Projectiondesign Avielo Optix
|(as tested) $30,295 PROJECTIONDESIGN.COM|
|•1080p resolution • Dual 300-watt lamps • 2.32x zoom lens (other options available) • Accepts 1080p/24 input signals • Motorized zoom, focus, and lens shift • Anamorphic zoom mode and trigger output for sled-mounted constant-height lenses • Inputs: HDMI, DVI, VGA, RGB, component-, composite-, and S-video; RS-232C, USB, Ethernet, IR • Dimensions 81?4 X 191?4 X 14 in; 38 lb|
If I didn't know the Projectiondesign Avielo Optix front projector was designed by Norwegians, I'd have thought it was inspired by a joke from comedian Steven Wright: "I put a new engine in my car, but forgot to take the old one out. Now my car goes 500 miles per hour." That's the basic idea behind the Optix, but with lamps instead of engines. The Optix ($25,995 base price), a single-chip DLP design, houses two 300-watt lamps, for triple the horsepower of a typical 200-watt front projector lamp.

**DATA LISTING:**
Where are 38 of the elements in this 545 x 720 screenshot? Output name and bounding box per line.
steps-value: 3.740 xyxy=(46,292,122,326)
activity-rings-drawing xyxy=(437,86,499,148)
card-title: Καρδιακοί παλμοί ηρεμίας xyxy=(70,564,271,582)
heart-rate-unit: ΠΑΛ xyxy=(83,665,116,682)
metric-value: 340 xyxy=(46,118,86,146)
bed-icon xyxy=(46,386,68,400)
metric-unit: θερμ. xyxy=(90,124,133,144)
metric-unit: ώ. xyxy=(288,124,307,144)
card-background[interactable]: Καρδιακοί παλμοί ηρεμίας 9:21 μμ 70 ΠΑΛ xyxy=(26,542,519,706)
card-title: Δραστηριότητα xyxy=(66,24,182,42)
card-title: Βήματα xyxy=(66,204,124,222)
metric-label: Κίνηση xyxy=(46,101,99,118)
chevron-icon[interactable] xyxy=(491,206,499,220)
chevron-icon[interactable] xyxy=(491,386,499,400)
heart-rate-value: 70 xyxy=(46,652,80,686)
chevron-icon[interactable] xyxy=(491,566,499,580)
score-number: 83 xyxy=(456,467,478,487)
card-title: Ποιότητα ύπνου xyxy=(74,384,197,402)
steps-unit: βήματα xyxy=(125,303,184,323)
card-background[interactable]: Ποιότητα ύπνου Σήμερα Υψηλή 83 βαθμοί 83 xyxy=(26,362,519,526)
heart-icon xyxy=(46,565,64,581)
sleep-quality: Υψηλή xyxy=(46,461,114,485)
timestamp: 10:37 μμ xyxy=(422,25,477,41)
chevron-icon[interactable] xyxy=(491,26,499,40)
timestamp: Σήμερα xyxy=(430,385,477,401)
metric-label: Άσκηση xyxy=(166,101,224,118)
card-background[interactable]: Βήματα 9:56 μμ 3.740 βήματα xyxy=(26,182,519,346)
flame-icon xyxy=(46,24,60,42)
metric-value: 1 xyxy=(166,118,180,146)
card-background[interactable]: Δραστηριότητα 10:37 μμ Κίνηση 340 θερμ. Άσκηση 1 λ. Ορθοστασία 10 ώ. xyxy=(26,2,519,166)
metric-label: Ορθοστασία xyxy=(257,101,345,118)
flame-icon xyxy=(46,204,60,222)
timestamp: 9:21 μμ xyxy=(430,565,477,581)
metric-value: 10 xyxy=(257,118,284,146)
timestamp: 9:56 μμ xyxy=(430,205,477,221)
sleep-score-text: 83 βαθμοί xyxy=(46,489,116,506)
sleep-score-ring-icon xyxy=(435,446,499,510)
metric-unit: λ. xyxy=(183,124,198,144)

**ABOUT THIS EXERCISE:**
Answer these questions from the Avielo Optix text:
1. What is the projector's price as tested?
2. How much does it weigh?
3. What comedian's joke does the text quote?

**EXERCISE SOLUTION:**
1. $30,295
2. 38 lb
3. Steven Wright